Exercise prompt
Output every entry exactly as given.

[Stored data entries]
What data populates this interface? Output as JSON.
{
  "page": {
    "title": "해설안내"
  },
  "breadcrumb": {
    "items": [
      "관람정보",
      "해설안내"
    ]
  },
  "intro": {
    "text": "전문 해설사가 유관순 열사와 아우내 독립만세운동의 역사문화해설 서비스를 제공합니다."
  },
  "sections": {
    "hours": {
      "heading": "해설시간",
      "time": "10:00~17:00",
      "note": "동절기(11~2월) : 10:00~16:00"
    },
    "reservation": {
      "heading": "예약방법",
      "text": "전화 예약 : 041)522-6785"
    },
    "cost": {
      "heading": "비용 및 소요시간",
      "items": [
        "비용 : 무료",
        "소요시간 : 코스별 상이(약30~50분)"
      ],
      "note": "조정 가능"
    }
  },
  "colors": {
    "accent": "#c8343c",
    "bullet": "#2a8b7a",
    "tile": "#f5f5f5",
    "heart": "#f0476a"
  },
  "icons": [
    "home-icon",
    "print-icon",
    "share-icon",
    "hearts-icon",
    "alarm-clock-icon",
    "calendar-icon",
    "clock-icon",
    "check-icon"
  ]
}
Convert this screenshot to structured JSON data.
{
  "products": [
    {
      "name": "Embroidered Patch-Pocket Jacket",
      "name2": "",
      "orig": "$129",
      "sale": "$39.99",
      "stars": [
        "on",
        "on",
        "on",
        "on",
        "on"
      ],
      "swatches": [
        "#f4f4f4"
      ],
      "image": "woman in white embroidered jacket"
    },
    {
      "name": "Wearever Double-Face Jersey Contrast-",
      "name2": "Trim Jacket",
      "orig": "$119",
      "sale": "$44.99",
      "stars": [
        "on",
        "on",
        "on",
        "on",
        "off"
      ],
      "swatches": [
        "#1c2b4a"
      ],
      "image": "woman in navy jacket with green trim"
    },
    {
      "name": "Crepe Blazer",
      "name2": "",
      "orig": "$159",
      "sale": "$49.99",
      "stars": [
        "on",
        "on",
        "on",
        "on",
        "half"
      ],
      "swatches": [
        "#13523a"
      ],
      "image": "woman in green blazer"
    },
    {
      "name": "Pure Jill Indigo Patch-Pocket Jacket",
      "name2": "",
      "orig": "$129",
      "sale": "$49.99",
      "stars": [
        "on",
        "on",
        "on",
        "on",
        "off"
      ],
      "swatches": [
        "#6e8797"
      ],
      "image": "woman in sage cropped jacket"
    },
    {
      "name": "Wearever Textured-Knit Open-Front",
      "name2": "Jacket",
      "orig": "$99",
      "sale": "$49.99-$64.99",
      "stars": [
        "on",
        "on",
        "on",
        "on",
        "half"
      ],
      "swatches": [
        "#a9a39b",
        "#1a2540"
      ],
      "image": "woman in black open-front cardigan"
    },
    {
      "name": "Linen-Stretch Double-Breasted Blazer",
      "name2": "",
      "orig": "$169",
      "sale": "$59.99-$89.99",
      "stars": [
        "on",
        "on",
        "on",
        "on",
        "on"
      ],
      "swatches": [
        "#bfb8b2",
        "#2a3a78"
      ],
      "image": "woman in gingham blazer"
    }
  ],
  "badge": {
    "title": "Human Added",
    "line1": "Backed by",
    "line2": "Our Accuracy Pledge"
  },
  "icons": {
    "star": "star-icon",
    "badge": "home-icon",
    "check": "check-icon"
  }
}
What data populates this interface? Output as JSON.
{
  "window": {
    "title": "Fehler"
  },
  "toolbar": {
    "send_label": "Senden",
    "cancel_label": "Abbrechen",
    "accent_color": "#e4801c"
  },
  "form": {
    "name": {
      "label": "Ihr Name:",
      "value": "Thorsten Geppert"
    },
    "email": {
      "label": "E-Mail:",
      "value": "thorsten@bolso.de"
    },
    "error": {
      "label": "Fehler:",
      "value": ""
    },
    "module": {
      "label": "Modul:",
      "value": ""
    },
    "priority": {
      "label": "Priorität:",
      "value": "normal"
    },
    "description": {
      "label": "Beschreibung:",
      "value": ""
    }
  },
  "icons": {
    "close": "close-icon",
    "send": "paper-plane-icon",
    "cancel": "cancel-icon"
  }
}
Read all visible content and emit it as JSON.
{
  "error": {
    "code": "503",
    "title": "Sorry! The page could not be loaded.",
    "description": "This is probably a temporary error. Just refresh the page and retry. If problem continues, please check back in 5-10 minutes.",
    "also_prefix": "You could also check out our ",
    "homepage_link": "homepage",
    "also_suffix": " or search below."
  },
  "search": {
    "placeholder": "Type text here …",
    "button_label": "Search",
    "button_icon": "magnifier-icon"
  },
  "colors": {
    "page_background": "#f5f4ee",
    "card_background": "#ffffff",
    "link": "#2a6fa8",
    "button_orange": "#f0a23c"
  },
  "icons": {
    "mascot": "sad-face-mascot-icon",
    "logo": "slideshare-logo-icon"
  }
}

Complete response
What data populates this interface? Output as JSON.
{
  "page": {
    "title": "해설안내"
  },
  "breadcrumb": {
    "items": [
      "관람정보",
      "해설안내"
    ]
  },
  "intro": {
    "text": "전문 해설사가 유관순 열사와 아우내 독립만세운동의 역사문화해설 서비스를 제공합니다."
  },
  "sections": {
    "hours": {
      "heading": "해설시간",
      "time": "10:00~17:00",
      "note": "동절기(11~2월) : 10:00~16:00"
    },
    "reservation": {
      "heading": "예약방법",
      "text": "전화 예약 : 041)522-6785"
    },
    "cost": {
      "heading": "비용 및 소요시간",
      "items": [
        "비용 : 무료",
        "소요시간 : 코스별 상이(약30~50분)"
      ],
      "note": "조정 가능"
    }
  },
  "colors": {
    "accent": "#c8343c",
    "bullet": "#2a8b7a",
    "tile": "#f5f5f5",
    "heart": "#f0476a"
  },
  "icons": [
    "home-icon",
    "print-icon",
    "share-icon",
    "hearts-icon",
    "alarm-clock-icon",
    "calendar-icon",
    "clock-icon",
    "check-icon"
  ]
}
Convert this screenshot to structured JSON data.
{
  "products": [
    {
      "name": "Embroidered Patch-Pocket Jacket",
      "name2": "",
      "orig": "$129",
      "sale": "$39.99",
      "stars": [
        "on",
        "on",
        "on",
        "on",
        "on"
      ],
      "swatches": [
        "#f4f4f4"
      ],
      "image": "woman in white embroidered jacket"
    },
    {
      "name": "Wearever Double-Face Jersey Contrast-",
      "name2": "Trim Jacket",
      "orig": "$119",
      "sale": "$44.99",
      "stars": [
        "on",
        "on",
        "on",
        "on",
        "off"
      ],
      "swatches": [
        "#1c2b4a"
      ],
      "image": "woman in navy jacket with green trim"
    },
    {
      "name": "Crepe Blazer",
      "name2": "",
      "orig": "$159",
      "sale": "$49.99",
      "stars": [
        "on",
        "on",
        "on",
        "on",
        "half"
      ],
      "swatches": [
        "#13523a"
      ],
      "image": "woman in green blazer"
    },
    {
      "name": "Pure Jill Indigo Patch-Pocket Jacket",
      "name2": "",
      "orig": "$129",
      "sale": "$49.99",
      "stars": [
        "on",
        "on",
        "on",
        "on",
        "off"
      ],
      "swatches": [
        "#6e8797"
      ],
      "image": "woman in sage cropped jacket"
    },
    {
      "name": "Wearever Textured-Knit Open-Front",
      "name2": "Jacket",
      "orig": "$99",
      "sale": "$49.99-$64.99",
      "stars": [
        "on",
        "on",
        "on",
        "on",
        "half"
      ],
      "swatches": [
        "#a9a39b",
        "#1a2540"
      ],
      "image": "woman in black open-front cardigan"
    },
    {
      "name": "Linen-Stretch Double-Breasted Blazer",
      "name2": "",
      "orig": "$169",
      "sale": "$59.99-$89.99",
      "stars": [
        "on",
        "on",
        "on",
        "on",
        "on"
      ],
      "swatches": [
        "#bfb8b2",
        "#2a3a78"
      ],
      "image": "woman in gingham blazer"
    }
  ],
  "badge": {
    "title": "Human Added",
    "line1": "Backed by",
    "line2": "Our Accuracy Pledge"
  },
  "icons": {
    "star": "star-icon",
    "badge": "home-icon",
    "check": "check-icon"
  }
}
What data populates this interface? Output as JSON.
{
  "window": {
    "title": "Fehler"
  },
  "toolbar": {
    "send_label": "Senden",
    "cancel_label": "Abbrechen",
    "accent_color": "#e4801c"
  },
  "form": {
    "name": {
      "label": "Ihr Name:",
      "value": "Thorsten Geppert"
    },
    "email": {
      "label": "E-Mail:",
      "value": "thorsten@bolso.de"
    },
    "error": {
      "label": "Fehler:",
      "value": ""
    },
    "module": {
      "label": "Modul:",
      "value": ""
    },
    "priority": {
      "label": "Priorität:",
      "value": "normal"
    },
    "description": {
      "label": "Beschreibung:",
      "value": ""
    }
  },
  "icons": {
    "close": "close-icon",
    "send": "paper-plane-icon",
    "cancel": "cancel-icon"
  }
}
Read all visible content and emit it as JSON.
{
  "error": {
    "code": "503",
    "title": "Sorry! The page could not be loaded.",
    "description": "This is probably a temporary error. Just refresh the page and retry. If problem continues, please check back in 5-10 minutes.",
    "also_prefix": "You could also check out our ",
    "homepage_link": "homepage",
    "also_suffix": " or search below."
  },
  "search": {
    "placeholder": "Type text here …",
    "button_label": "Search",
    "button_icon": "magnifier-icon"
  },
  "colors": {
    "page_background": "#f5f4ee",
    "card_background": "#ffffff",
    "link": "#2a6fa8",
    "button_orange": "#f0a23c"
  },
  "icons": {
    "mascot": "sad-face-mascot-icon",
    "logo": "slideshare-logo-icon"
  }
}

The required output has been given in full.